▶ [SHORT EXERCISE 1]: Do these statements agree with the Gar Francis biography? Answer yes or no for each, quoting the words of the text that decide it. (a) Francis wrote a song called "Baby, It's You" for the band Ricochet. (b) The film Fairhaven premiered at the 2012 Tribeca Film Festival. (c) In 2014 Francis joined the group Sticky Fingers.
▶ [SHORT EXERCISE 2]: Please write out the passage of the Gar Francis biography that runs from "The Doughboys' second" up to and including "They Stay Same.".

▶ [SOURCE EXTRACT]:
Gar Francis is an American singer-songwriter.

Biography 

Gar Francis grew up in North Plainfield, New Jersey in the early sixties.  Francis started playing the guitar at an early age, By the 1970s, he formed a New Jersey base band called The Rockids, who were regulars at CBGB's and Max's Kanasas City in Manahattan, NY.  In the 1980s Francis wrote a song called "Baby, It's You" for the band Ricochet.   Francis also did session work as a guitar player on Billy Idol's recorded version of "Mony, Mony".  Francis joined Sticky Fingers, a Rolling Stones Tribute band. 

In 2005, Francis began writing and playing guitar for the 60s garage rock band The Doughboys (New Jersey) on their album called "Is It Now?" Francis produced the hit single "Black Sheep", which was voted No. 2 "Coolest Song In The World for 2008" on Little Steven's Underground Garage. Francis officially became a member of The Doughboys at about this time. Gar continue to write and produce his own original songs. His single called "Rocket" was written as a tribute for those serving in the U.S. Armed Forces. It because a hit when he perform it in front of men and women at Ft. Dix, NJ.

The Doughboys' second CD Act Your Rage produced another hit single called "I’m Not Your Man", which Little Steven's Underground Garage picked for "Coolest Song In The World" the week of September 5, 2009. It was voted by the station's listeners as "#3 Coolest Song In The World" for 2009. 

In 2012, Francis participated in the creation of two songs which appeared in the indie film Fairhaven which premiered at the 2012 Tribeca Film Festival. The songs were "Turn Your Love On Me" by The Doughboys (New Jersey) and "The Bank Of The River" from Francis' Americana album The More Things Change, The More They Stay Same.

As of 2013, Francis continued to write songs for independent artists under the Bongo Boy Records label including The Easy Outs, Jana Peri, Jean Lozier Genya Ravan, Kelly Caruso, a Mississippi Delta juke joint band The Groundhawgs, as well as a bluesman by the name of Plainfield Slim. and Mark Lindsay

In 2014, Francis joined the group The Satisfactors, who released an album The Satisfactors on Bongo Boys Records.

▶ [EXTRACTED DATA]:
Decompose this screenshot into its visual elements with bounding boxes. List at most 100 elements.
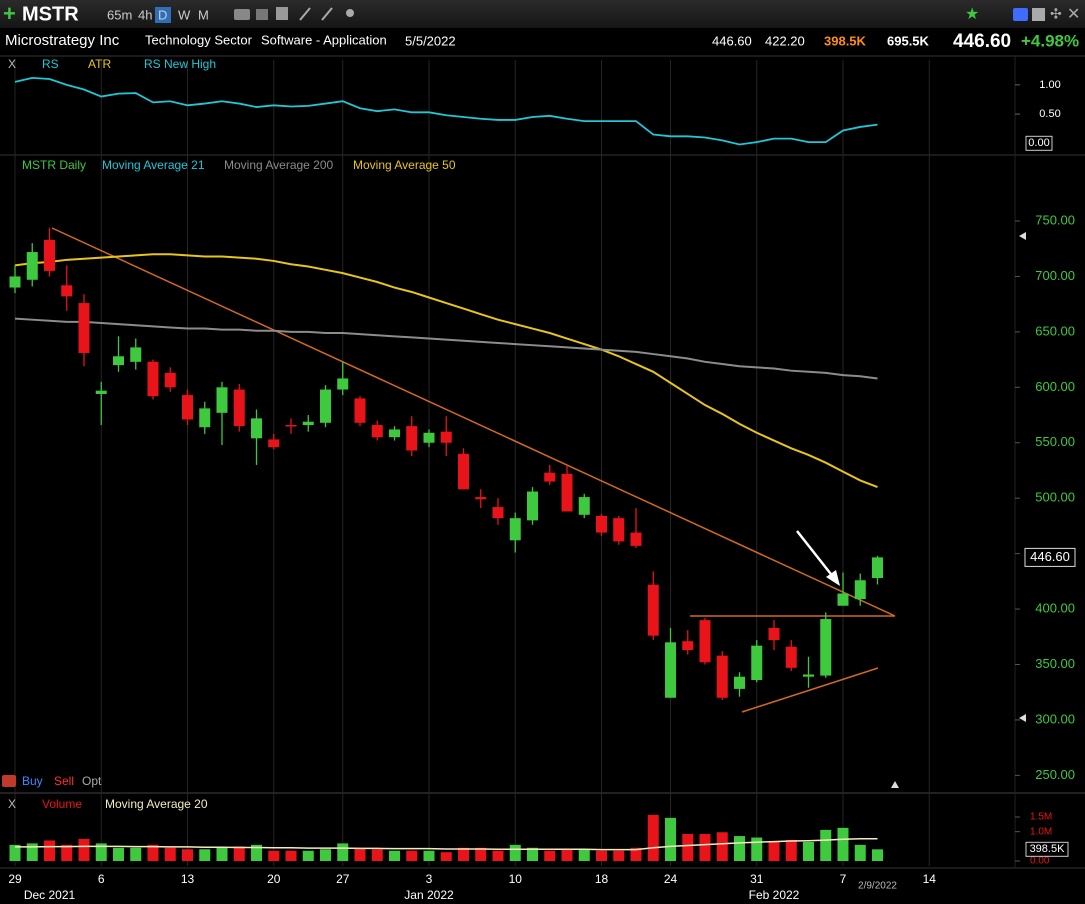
- close-icon[interactable]: ✕: [1067, 6, 1080, 23]
- volume-bar: [803, 841, 814, 862]
- trade-button[interactable]: Buy: [22, 774, 43, 788]
- volume-bar: [665, 817, 676, 862]
- candle-body: [164, 372, 176, 388]
- legend-entry[interactable]: X: [8, 797, 16, 811]
- candle-body: [716, 655, 728, 698]
- add-icon[interactable]: +: [3, 1, 16, 26]
- candle-body: [872, 557, 883, 579]
- candle-body: [682, 641, 694, 651]
- legend-entry[interactable]: Moving Average 200: [224, 158, 334, 172]
- icon[interactable]: [1013, 8, 1028, 21]
- volume: 398.5K: [824, 33, 867, 48]
- y-tick-label: 0.50: [1039, 108, 1060, 120]
- legend-entry[interactable]: Volume: [42, 797, 82, 811]
- marker: [891, 781, 899, 788]
- volume-bar: [147, 844, 159, 862]
- icon[interactable]: [234, 9, 250, 20]
- legend-entry[interactable]: X: [8, 57, 16, 71]
- y-tick-label: 250.00: [1035, 767, 1075, 782]
- candle-body: [561, 473, 573, 512]
- month-label: Dec 2021: [24, 888, 76, 902]
- icon[interactable]: [321, 7, 333, 21]
- volume-bar: [492, 850, 504, 862]
- legend-entry[interactable]: RS New High: [144, 57, 216, 71]
- candle-body: [544, 472, 556, 482]
- y-tick-label: 500.00: [1035, 490, 1075, 505]
- y-tick-label: 1.5M: [1030, 812, 1052, 823]
- moving-average: [14, 317, 878, 380]
- volume-bar: [371, 849, 383, 862]
- star-icon[interactable]: ★: [965, 6, 979, 23]
- volume-bar: [199, 849, 211, 862]
- volume-bar: [320, 849, 331, 862]
- legend-entry[interactable]: MSTR Daily: [22, 158, 86, 172]
- candle-body: [440, 431, 452, 443]
- trade-icon[interactable]: [2, 775, 16, 787]
- volume-bar: [785, 839, 797, 862]
- y-tick-label: 750.00: [1035, 212, 1075, 227]
- candle-body: [820, 619, 832, 676]
- legend-entry[interactable]: Moving Average 21: [102, 158, 205, 172]
- volume-bar: [285, 850, 297, 862]
- move-icon[interactable]: ✣: [1050, 6, 1062, 22]
- month-label: Feb 2022: [749, 888, 800, 902]
- volume-bar: [113, 847, 124, 862]
- icon[interactable]: [276, 7, 288, 20]
- x-tick-label: 10: [509, 872, 523, 886]
- interval-button[interactable]: 65m: [107, 7, 132, 22]
- trendline[interactable]: [51, 227, 896, 617]
- candle-body: [509, 518, 521, 541]
- icon[interactable]: [1032, 8, 1045, 21]
- arrow[interactable]: [796, 530, 835, 579]
- trade-button[interactable]: Opt: [82, 774, 102, 788]
- volume-bar: [578, 849, 590, 862]
- candle-body: [458, 453, 469, 490]
- volume-bar: [768, 841, 780, 862]
- candle-body: [371, 425, 383, 438]
- volume-bar: [854, 844, 866, 862]
- volume-bar: [423, 850, 435, 862]
- interval-button[interactable]: W: [178, 7, 191, 22]
- symbol[interactable]: MSTR: [22, 3, 79, 25]
- volume-bar: [164, 847, 176, 862]
- volume-bar: [734, 836, 745, 862]
- candle-body: [320, 389, 331, 423]
- volume-bar: [837, 827, 849, 862]
- volume-bar: [458, 847, 469, 862]
- candle-body: [768, 627, 780, 641]
- company: Microstrategy Inc: [5, 32, 120, 49]
- legend-entry[interactable]: ATR: [88, 57, 111, 71]
- candle-body: [423, 432, 435, 443]
- candle-body: [647, 584, 659, 636]
- interval-button[interactable]: M: [198, 7, 209, 22]
- x-tick-label: 7: [840, 872, 847, 886]
- legend-entry[interactable]: RS: [42, 57, 59, 71]
- interval-button[interactable]: D: [158, 7, 167, 22]
- candle-body: [285, 425, 297, 427]
- volume-bar: [302, 850, 314, 862]
- trade-button[interactable]: Sell: [54, 774, 74, 788]
- candle-body: [95, 390, 107, 394]
- candle-body: [630, 532, 642, 546]
- icon[interactable]: [299, 7, 311, 21]
- candle-body: [492, 507, 504, 519]
- marker: [1019, 232, 1026, 240]
- trendline[interactable]: [741, 667, 879, 713]
- volume-bar: [337, 843, 349, 862]
- change: +4.98%: [1021, 31, 1079, 50]
- y-tick-label: 1.0M: [1030, 826, 1052, 837]
- candle-body: [26, 252, 38, 280]
- icon[interactable]: [346, 9, 354, 17]
- legend-entry[interactable]: Moving Average 20: [105, 797, 208, 811]
- marker: [1019, 714, 1026, 722]
- low: 422.20: [765, 33, 805, 48]
- icon[interactable]: [256, 9, 268, 20]
- x-tick-label: 13: [181, 872, 195, 886]
- volume-bar: [630, 847, 642, 862]
- candle-body: [665, 642, 676, 698]
- legend-entry[interactable]: Moving Average 50: [353, 158, 456, 172]
- last-price-box: [1024, 547, 1076, 567]
- interval-button[interactable]: 4h: [138, 7, 152, 22]
- candle-body: [113, 356, 124, 366]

▶ [RESPONSE 1]:
(a) Yes: "In the 1980s Francis wrote a song called "Baby, It's You" for the band Ricochet."
(b) Yes: "the indie film Fairhaven which premiered at the 2012 Tribeca Film Festival"
(c) No: "In 2014, Francis joined the group The Satisfactors"

▶ [RESPONSE 2]:
The Doughboys' second CD Act Your Rage produced another hit single called "I’m Not Your Man", which Little Steven's Underground Garage picked for "Coolest Song In The World" the week of September 5, 2009. It was voted by the station's listeners as "#3 Coolest Song In The World" for 2009. 

In 2012, Francis participated in the creation of two songs which appeared in the indie film Fairhaven which premiered at the 2012 Tribeca Film Festival. The songs were "Turn Your Love On Me" by The Doughboys (New Jersey) and "The Bank Of The River" from Francis' Americana album The More Things Change, The More They Stay Same.